WHAT IS EXPECTED:
In the copy, include every entry exactly but none of the images.

PROVIDED RECORDS:
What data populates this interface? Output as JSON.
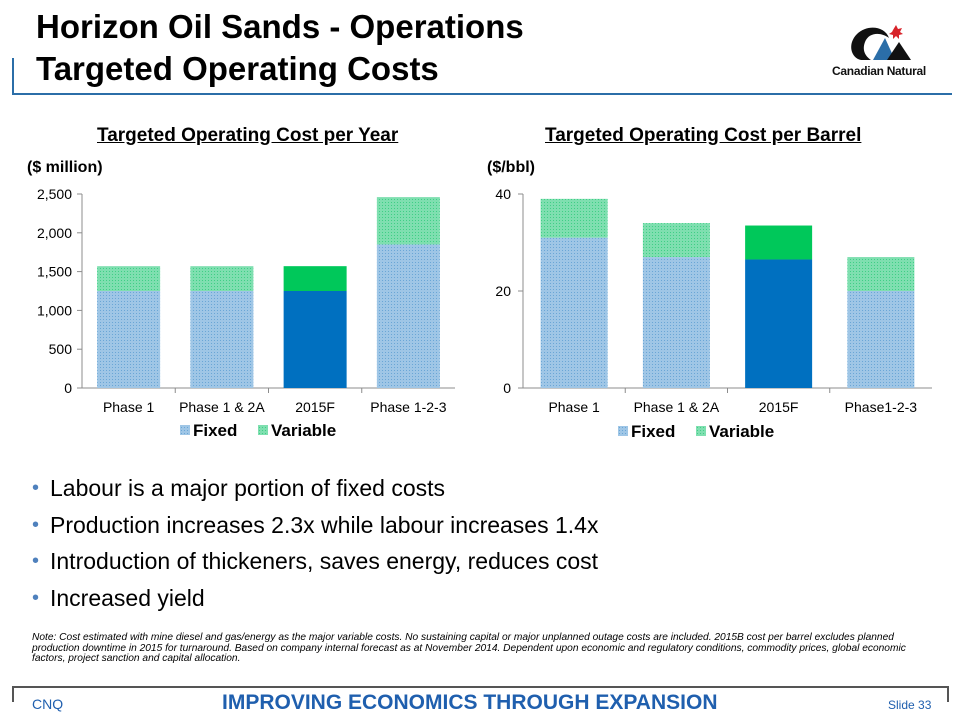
{
  "header": {
    "title_line1": "Horizon Oil Sands - Operations",
    "title_line2": "Targeted Operating Costs",
    "logo_text": "Canadian Natural"
  },
  "chart_data": [
    {
      "type": "bar",
      "title": "Targeted Operating Cost per Year",
      "unit_label": "($ million)",
      "categories": [
        "Phase 1",
        "Phase 1 & 2A",
        "2015F",
        "Phase 1-2-3"
      ],
      "series": [
        {
          "name": "Fixed",
          "values": [
            1250,
            1250,
            1250,
            1850
          ]
        },
        {
          "name": "Variable",
          "values": [
            320,
            320,
            320,
            610
          ]
        }
      ],
      "ylim": [
        0,
        2500
      ],
      "yticks": [
        "0",
        "500",
        "1,000",
        "1,500",
        "2,000",
        "2,500"
      ],
      "ytick_values": [
        0,
        500,
        1000,
        1500,
        2000,
        2500
      ],
      "legend_position": "bottom",
      "highlight_category": "2015F",
      "colors": {
        "fixed": "#9fc6e6",
        "variable": "#7fdfb0",
        "fixed_highlight": "#0070c0",
        "variable_highlight": "#00c85a"
      }
    },
    {
      "type": "bar",
      "title": "Targeted Operating Cost per Barrel",
      "unit_label": "($/bbl)",
      "categories": [
        "Phase 1",
        "Phase 1 & 2A",
        "2015F",
        "Phase1-2-3"
      ],
      "series": [
        {
          "name": "Fixed",
          "values": [
            31,
            27,
            26.5,
            20
          ]
        },
        {
          "name": "Variable",
          "values": [
            8,
            7,
            7,
            7
          ]
        }
      ],
      "ylim": [
        0,
        40
      ],
      "yticks": [
        "0",
        "20",
        "40"
      ],
      "ytick_values": [
        0,
        20,
        40
      ],
      "legend_position": "bottom",
      "highlight_category": "2015F",
      "colors": {
        "fixed": "#9fc6e6",
        "variable": "#7fdfb0",
        "fixed_highlight": "#0070c0",
        "variable_highlight": "#00c85a"
      }
    }
  ],
  "bullets": [
    "Labour is a major portion of fixed costs",
    "Production increases 2.3x while labour increases 1.4x",
    "Introduction of thickeners, saves energy, reduces cost",
    "Increased yield"
  ],
  "note": "Note: Cost estimated with mine diesel and gas/energy as the major variable costs. No sustaining capital or major unplanned outage costs are included. 2015B cost per barrel excludes planned production downtime in 2015 for turnaround. Based on company internal forecast as at November 2014. Dependent upon economic and regulatory conditions, commodity prices, global economic factors, project sanction and capital allocation.",
  "footer": {
    "left": "CNQ",
    "center": "IMPROVING ECONOMICS THROUGH EXPANSION",
    "slide": "Slide 33"
  }
}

TASK RESPONSE:
What data populates this interface? Output as JSON.
{
  "header": {
    "title_line1": "Horizon Oil Sands - Operations",
    "title_line2": "Targeted Operating Costs",
    "logo_text": "Canadian Natural"
  },
  "chart_data": [
    {
      "type": "bar",
      "title": "Targeted Operating Cost per Year",
      "unit_label": "($ million)",
      "categories": [
        "Phase 1",
        "Phase 1 & 2A",
        "2015F",
        "Phase 1-2-3"
      ],
      "series": [
        {
          "name": "Fixed",
          "values": [
            1250,
            1250,
            1250,
            1850
          ]
        },
        {
          "name": "Variable",
          "values": [
            320,
            320,
            320,
            610
          ]
        }
      ],
      "ylim": [
        0,
        2500
      ],
      "yticks": [
        "0",
        "500",
        "1,000",
        "1,500",
        "2,000",
        "2,500"
      ],
      "ytick_values": [
        0,
        500,
        1000,
        1500,
        2000,
        2500
      ],
      "legend_position": "bottom",
      "highlight_category": "2015F",
      "colors": {
        "fixed": "#9fc6e6",
        "variable": "#7fdfb0",
        "fixed_highlight": "#0070c0",
        "variable_highlight": "#00c85a"
      }
    },
    {
      "type": "bar",
      "title": "Targeted Operating Cost per Barrel",
      "unit_label": "($/bbl)",
      "categories": [
        "Phase 1",
        "Phase 1 & 2A",
        "2015F",
        "Phase1-2-3"
      ],
      "series": [
        {
          "name": "Fixed",
          "values": [
            31,
            27,
            26.5,
            20
          ]
        },
        {
          "name": "Variable",
          "values": [
            8,
            7,
            7,
            7
          ]
        }
      ],
      "ylim": [
        0,
        40
      ],
      "yticks": [
        "0",
        "20",
        "40"
      ],
      "ytick_values": [
        0,
        20,
        40
      ],
      "legend_position": "bottom",
      "highlight_category": "2015F",
      "colors": {
        "fixed": "#9fc6e6",
        "variable": "#7fdfb0",
        "fixed_highlight": "#0070c0",
        "variable_highlight": "#00c85a"
      }
    }
  ],
  "bullets": [
    "Labour is a major portion of fixed costs",
    "Production increases 2.3x while labour increases 1.4x",
    "Introduction of thickeners, saves energy, reduces cost",
    "Increased yield"
  ],
  "note": "Note: Cost estimated with mine diesel and gas/energy as the major variable costs. No sustaining capital or major unplanned outage costs are included. 2015B cost per barrel excludes planned production downtime in 2015 for turnaround. Based on company internal forecast as at November 2014. Dependent upon economic and regulatory conditions, commodity prices, global economic factors, project sanction and capital allocation.",
  "footer": {
    "left": "CNQ",
    "center": "IMPROVING ECONOMICS THROUGH EXPANSION",
    "slide": "Slide 33"
  }
}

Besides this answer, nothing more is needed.